>> START

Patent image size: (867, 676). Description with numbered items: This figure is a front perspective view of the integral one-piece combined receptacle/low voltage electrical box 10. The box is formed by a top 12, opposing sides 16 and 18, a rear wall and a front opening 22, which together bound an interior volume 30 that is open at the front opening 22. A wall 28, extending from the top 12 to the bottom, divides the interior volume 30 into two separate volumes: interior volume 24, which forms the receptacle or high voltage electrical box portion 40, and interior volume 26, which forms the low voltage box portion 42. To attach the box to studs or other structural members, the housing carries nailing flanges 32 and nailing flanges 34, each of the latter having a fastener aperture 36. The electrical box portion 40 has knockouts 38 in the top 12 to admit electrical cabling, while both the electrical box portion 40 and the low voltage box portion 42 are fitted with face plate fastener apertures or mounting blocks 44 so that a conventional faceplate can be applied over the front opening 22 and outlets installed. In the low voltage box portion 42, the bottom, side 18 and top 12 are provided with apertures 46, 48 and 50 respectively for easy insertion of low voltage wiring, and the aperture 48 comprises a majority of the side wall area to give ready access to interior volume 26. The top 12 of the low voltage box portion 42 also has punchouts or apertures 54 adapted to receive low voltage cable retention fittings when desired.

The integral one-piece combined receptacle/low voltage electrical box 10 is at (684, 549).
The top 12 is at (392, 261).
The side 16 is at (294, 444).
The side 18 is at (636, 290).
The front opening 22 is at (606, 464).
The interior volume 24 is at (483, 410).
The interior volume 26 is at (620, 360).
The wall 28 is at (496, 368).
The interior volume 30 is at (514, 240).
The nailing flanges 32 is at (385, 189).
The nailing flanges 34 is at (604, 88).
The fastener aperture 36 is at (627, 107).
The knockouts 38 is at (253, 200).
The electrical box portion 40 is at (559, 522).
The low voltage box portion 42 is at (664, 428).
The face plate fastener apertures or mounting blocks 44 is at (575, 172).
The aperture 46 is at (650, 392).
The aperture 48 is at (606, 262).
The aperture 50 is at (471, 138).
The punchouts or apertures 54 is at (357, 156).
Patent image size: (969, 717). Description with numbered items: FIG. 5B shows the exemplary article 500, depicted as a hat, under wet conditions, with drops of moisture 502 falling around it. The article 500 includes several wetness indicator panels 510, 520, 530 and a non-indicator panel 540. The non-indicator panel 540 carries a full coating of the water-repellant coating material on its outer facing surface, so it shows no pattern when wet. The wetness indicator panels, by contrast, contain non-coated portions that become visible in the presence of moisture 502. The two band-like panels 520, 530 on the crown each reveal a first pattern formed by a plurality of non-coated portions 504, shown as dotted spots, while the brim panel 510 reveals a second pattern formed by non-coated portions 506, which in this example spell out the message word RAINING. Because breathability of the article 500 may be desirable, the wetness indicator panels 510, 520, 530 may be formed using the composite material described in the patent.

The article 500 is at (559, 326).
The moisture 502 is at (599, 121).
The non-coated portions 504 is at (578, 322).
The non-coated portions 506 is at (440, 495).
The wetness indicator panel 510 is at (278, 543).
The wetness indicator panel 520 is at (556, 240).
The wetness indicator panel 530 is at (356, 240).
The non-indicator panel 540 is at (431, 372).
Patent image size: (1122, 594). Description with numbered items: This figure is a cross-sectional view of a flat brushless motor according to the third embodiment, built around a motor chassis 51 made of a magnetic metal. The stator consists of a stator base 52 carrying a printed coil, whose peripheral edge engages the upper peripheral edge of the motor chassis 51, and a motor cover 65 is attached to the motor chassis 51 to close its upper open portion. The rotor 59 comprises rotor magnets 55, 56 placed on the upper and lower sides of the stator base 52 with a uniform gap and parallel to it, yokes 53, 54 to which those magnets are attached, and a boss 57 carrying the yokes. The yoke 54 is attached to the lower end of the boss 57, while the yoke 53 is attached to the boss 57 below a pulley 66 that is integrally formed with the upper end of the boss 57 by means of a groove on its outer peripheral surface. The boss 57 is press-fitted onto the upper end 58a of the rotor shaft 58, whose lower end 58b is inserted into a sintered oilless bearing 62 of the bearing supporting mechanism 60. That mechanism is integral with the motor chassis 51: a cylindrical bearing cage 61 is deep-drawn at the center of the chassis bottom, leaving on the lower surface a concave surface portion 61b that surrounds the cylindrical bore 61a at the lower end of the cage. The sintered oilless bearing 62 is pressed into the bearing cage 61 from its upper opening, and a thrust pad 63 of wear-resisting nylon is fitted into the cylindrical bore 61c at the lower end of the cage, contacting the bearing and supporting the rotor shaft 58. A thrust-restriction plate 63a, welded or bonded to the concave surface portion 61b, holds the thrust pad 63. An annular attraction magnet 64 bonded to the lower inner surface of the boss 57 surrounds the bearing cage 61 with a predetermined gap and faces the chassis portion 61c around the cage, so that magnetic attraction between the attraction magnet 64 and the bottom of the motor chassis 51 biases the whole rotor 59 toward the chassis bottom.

>> END

*The problem*: Rewrite every line of the material above as a numbered list, leaving out the blank lines.

*Solution*:
1. Patent image size: (867, 676). Description with numbered items: This figure is a front perspective view of the integral one-piece combined receptacle/low voltage electrical box 10. The box is formed by a top 12, opposing sides 16 and 18, a rear wall and a front opening 22, which together bound an interior volume 30 that is open at the front opening 22. A wall 28, extending from the top 12 to the bottom, divides the interior volume 30 into two separate volumes: interior volume 24, which forms the receptacle or high voltage electrical box portion 40, and interior volume 26, which forms the low voltage box portion 42. To attach the box to studs or other structural members, the housing carries nailing flanges 32 and nailing flanges 34, each of the latter having a fastener aperture 36. The electrical box portion 40 has knockouts 38 in the top 12 to admit electrical cabling, while both the electrical box portion 40 and the low voltage box portion 42 are fitted with face plate fastener apertures or mounting blocks 44 so that a conventional faceplate can be applied over the front opening 22 and outlets installed. In the low voltage box portion 42, the bottom, side 18 and top 12 are provided with apertures 46, 48 and 50 respectively for easy insertion of low voltage wiring, and the aperture 48 comprises a majority of the side wall area to give ready access to interior volume 26. The top 12 of the low voltage box portion 42 also has punchouts or apertures 54 adapted to receive low voltage cable retention fittings when desired.
2. The integral one-piece combined receptacle/low voltage electrical box 10 is at (684, 549).
3. The top 12 is at (392, 261).
4. The side 16 is at (294, 444).
5. The side 18 is at (636, 290).
6. The front opening 22 is at (606, 464).
7. The interior volume 24 is at (483, 410).
8. The interior volume 26 is at (620, 360).
9. The wall 28 is at (496, 368).
10. The interior volume 30 is at (514, 240).
11. The nailing flanges 32 is at (385, 189).
12. The nailing flanges 34 is at (604, 88).
13. The fastener aperture 36 is at (627, 107).
14. The knockouts 38 is at (253, 200).
15. The electrical box portion 40 is at (559, 522).
16. The low voltage box portion 42 is at (664, 428).
17. The face plate fastener apertures or mounting blocks 44 is at (575, 172).
18. The aperture 46 is at (650, 392).
19. The aperture 48 is at (606, 262).
20. The aperture 50 is at (471, 138).
21. The punchouts or apertures 54 is at (357, 156).
22. Patent image size: (969, 717). Description with numbered items: FIG. 5B shows the exemplary article 500, depicted as a hat, under wet conditions, with drops of moisture 502 falling around it. The article 500 includes several wetness indicator panels 510, 520, 530 and a non-indicator panel 540. The non-indicator panel 540 carries a full coating of the water-repellant coating material on its outer facing surface, so it shows no pattern when wet. The wetness indicator panels, by contrast, contain non-coated portions that become visible in the presence of moisture 502. The two band-like panels 520, 530 on the crown each reveal a first pattern formed by a plurality of non-coated portions 504, shown as dotted spots, while the brim panel 510 reveals a second pattern formed by non-coated portions 506, which in this example spell out the message word RAINING. Because breathability of the article 500 may be desirable, the wetness indicator panels 510, 520, 530 may be formed using the composite material described in the patent.
23. The article 500 is at (559, 326).
24. The moisture 502 is at (599, 121).
25. The non-coated portions 504 is at (578, 322).
26. The non-coated portions 506 is at (440, 495).
27. The wetness indicator panel 510 is at (278, 543).
28. The wetness indicator panel 520 is at (556, 240).
29. The wetness indicator panel 530 is at (356, 240).
30. The non-indicator panel 540 is at (431, 372).
31. Patent image size: (1122, 594). Description with numbered items: This figure is a cross-sectional view of a flat brushless motor according to the third embodiment, built around a motor chassis 51 made of a magnetic metal. The stator consists of a stator base 52 carrying a printed coil, whose peripheral edge engages the upper peripheral edge of the motor chassis 51, and a motor cover 65 is attached to the motor chassis 51 to close its upper open portion. The rotor 59 comprises rotor magnets 55, 56 placed on the upper and lower sides of the stator base 52 with a uniform gap and parallel to it, yokes 53, 54 to which those magnets are attached, and a boss 57 carrying the yokes. The yoke 54 is attached to the lower end of the boss 57, while the yoke 53 is attached to the boss 57 below a pulley 66 that is integrally formed with the upper end of the boss 57 by means of a groove on its outer peripheral surface. The boss 57 is press-fitted onto the upper end 58a of the rotor shaft 58, whose lower end 58b is inserted into a sintered oilless bearing 62 of the bearing supporting mechanism 60. That mechanism is integral with the motor chassis 51: a cylindrical bearing cage 61 is deep-drawn at the center of the chassis bottom, leaving on the lower surface a concave surface portion 61b that surrounds the cylindrical bore 61a at the lower end of the cage. The sintered oilless bearing 62 is pressed into the bearing cage 61 from its upper opening, and a thrust pad 63 of wear-resisting nylon is fitted into the cylindrical bore 61c at the lower end of the cage, contacting the bearing and supporting the rotor shaft 58. A thrust-restriction plate 63a, welded or bonded to the concave surface portion 61b, holds the thrust pad 63. An annular attraction magnet 64 bonded to the lower inner surface of the boss 57 surrounds the bearing cage 61 with a predetermined gap and faces the chassis portion 61c around the cage, so that magnetic attraction between the attraction magnet 64 and the bottom of the motor chassis 51 biases the whole rotor 59 toward the chassis bottom.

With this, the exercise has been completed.